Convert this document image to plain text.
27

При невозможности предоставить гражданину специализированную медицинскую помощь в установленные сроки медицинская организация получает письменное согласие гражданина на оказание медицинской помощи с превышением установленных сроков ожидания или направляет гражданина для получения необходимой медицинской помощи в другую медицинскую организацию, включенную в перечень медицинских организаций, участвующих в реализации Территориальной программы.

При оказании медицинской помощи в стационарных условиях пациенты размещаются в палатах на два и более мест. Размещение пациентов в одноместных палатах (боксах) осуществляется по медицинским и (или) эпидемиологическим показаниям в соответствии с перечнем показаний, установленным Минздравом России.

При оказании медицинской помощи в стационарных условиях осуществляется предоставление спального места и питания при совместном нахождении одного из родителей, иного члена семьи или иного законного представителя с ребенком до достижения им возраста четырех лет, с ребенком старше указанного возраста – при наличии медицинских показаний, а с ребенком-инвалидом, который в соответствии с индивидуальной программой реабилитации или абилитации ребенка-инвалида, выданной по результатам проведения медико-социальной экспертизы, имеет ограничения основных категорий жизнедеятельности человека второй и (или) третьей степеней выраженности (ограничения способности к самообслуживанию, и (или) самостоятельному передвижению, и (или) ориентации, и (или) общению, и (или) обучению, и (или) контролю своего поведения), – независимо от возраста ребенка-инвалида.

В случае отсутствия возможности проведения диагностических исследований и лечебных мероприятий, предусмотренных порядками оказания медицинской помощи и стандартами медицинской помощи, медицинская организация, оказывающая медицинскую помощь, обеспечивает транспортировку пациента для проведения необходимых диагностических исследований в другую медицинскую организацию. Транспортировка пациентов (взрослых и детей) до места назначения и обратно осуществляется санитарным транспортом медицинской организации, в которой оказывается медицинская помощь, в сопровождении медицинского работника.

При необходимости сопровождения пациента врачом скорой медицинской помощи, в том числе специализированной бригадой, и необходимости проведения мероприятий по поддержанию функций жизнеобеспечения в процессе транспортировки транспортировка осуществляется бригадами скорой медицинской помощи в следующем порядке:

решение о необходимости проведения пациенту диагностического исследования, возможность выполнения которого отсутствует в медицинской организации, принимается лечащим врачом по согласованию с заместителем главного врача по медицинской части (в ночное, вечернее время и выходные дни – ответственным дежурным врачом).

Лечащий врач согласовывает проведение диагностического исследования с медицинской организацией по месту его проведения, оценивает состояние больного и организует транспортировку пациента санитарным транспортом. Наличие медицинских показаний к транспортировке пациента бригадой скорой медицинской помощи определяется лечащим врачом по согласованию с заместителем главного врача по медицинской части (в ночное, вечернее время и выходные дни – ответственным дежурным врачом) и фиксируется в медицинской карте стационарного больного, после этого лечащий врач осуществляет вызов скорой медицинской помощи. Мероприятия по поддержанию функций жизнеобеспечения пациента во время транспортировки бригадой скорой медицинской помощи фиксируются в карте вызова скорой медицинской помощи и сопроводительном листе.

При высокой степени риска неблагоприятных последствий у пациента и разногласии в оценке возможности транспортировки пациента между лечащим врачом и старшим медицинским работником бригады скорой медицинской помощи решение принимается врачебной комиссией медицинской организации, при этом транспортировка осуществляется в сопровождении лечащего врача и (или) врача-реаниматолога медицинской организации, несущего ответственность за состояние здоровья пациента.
....................
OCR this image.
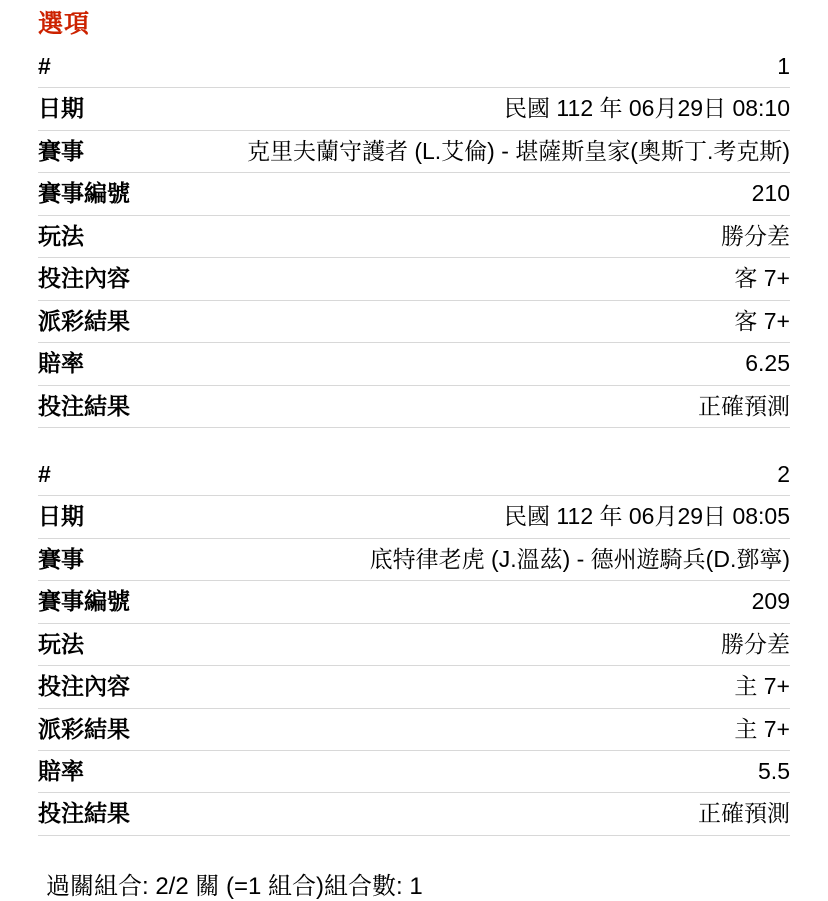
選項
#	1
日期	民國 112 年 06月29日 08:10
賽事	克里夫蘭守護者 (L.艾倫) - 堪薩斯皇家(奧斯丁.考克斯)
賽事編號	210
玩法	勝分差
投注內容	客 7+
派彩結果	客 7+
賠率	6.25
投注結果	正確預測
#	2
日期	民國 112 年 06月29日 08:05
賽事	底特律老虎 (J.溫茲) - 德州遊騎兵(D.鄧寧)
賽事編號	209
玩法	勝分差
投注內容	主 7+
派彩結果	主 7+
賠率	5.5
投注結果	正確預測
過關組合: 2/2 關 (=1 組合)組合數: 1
....................
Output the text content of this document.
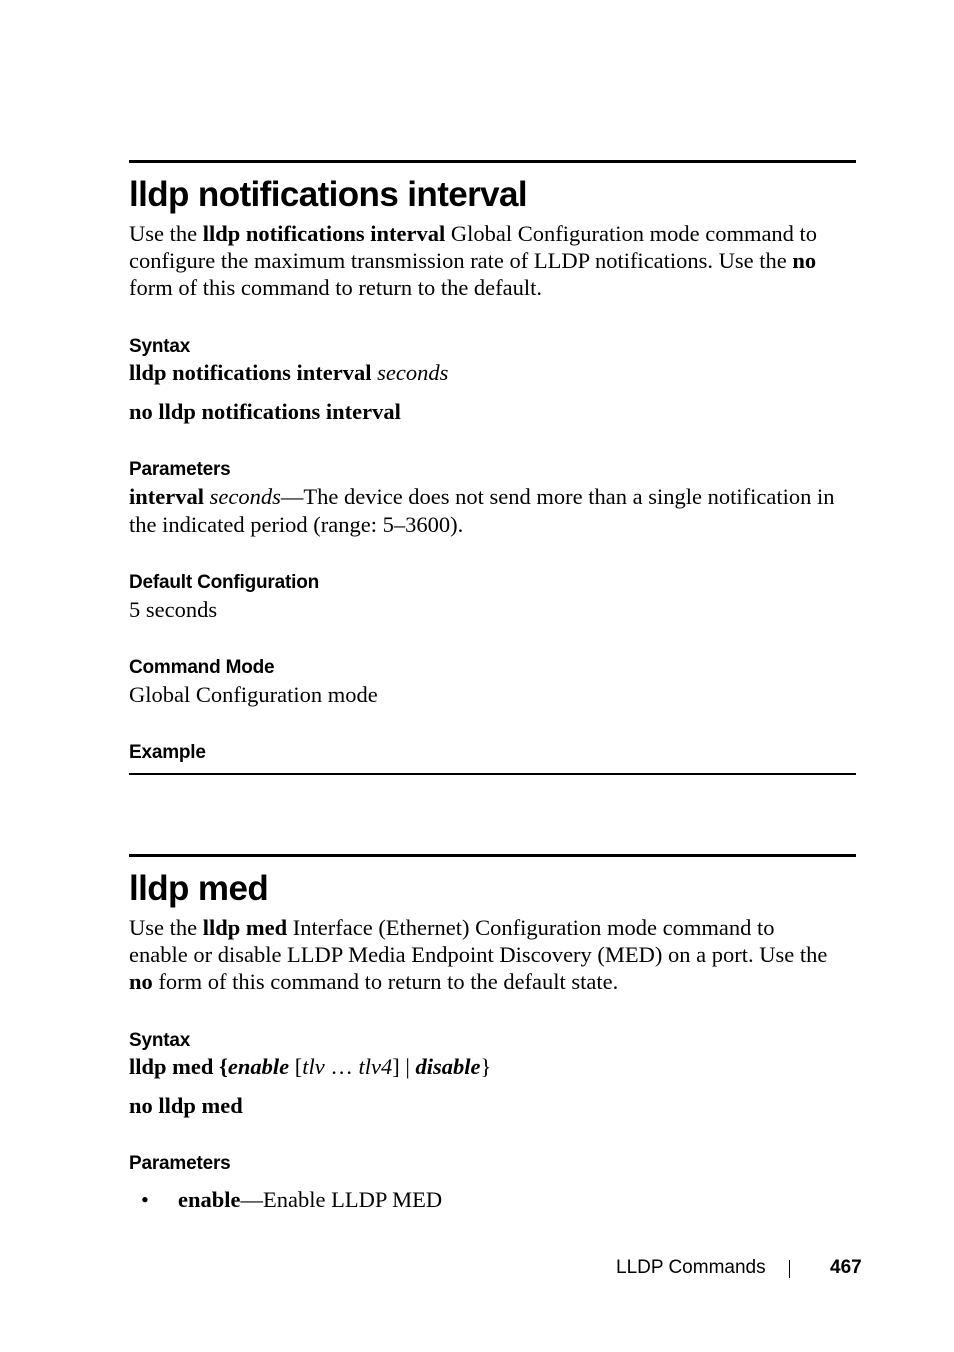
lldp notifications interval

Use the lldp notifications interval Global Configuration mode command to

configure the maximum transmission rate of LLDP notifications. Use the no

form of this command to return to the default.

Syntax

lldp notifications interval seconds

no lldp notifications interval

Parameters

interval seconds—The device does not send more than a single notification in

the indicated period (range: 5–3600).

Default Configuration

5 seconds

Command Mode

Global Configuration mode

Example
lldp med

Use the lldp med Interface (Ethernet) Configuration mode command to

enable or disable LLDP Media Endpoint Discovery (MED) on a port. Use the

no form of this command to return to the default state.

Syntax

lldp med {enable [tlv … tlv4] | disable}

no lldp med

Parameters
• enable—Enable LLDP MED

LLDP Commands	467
....................
§ WORK REQUIRED: Give the number of lines in the entries that include the string "санитарным", and nothing more.

§ RIGHT ANSWER: 2